[start]

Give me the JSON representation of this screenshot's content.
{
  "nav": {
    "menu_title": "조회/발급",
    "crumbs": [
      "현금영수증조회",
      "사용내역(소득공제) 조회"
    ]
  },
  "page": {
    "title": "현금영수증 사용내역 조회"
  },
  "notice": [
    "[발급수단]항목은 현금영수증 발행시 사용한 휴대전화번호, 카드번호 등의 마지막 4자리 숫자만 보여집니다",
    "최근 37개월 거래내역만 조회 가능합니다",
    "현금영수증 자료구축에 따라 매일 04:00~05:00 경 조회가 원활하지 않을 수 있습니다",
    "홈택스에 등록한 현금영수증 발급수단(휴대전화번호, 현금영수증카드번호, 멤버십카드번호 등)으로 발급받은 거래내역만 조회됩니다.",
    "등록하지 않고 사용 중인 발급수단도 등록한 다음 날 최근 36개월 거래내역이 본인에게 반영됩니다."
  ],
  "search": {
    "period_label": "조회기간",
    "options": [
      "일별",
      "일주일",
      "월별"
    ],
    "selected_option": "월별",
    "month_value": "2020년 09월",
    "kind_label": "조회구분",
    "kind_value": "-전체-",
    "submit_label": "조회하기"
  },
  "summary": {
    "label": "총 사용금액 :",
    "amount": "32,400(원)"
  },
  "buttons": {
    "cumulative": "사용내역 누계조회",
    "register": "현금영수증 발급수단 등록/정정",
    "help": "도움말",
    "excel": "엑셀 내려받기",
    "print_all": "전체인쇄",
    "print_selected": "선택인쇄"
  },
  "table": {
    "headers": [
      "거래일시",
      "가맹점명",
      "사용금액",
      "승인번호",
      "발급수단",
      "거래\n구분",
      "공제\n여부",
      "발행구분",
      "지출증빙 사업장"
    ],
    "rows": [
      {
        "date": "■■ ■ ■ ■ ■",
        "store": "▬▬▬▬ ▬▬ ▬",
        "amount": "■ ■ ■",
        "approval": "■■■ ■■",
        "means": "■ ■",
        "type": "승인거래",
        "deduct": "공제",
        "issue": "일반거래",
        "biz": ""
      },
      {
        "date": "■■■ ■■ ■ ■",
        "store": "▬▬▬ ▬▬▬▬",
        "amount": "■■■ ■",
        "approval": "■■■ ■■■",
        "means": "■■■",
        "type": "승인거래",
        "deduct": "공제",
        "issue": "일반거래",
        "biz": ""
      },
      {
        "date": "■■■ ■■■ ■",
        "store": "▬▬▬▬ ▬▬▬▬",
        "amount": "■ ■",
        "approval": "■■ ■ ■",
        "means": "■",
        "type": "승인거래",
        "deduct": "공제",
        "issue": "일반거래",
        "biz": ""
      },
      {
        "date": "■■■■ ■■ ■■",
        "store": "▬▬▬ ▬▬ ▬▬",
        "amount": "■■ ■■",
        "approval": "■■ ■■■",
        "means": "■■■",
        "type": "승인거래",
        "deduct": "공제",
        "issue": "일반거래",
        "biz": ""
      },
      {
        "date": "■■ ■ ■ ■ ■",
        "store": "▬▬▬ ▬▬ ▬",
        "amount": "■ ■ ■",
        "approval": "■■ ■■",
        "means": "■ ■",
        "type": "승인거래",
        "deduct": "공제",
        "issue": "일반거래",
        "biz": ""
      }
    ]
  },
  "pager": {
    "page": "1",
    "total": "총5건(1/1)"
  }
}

[end]

-- The task --
Every line of the listing that holds "거래내역만" is to be counted; give only the resulting number.

-- Reply to the task --
2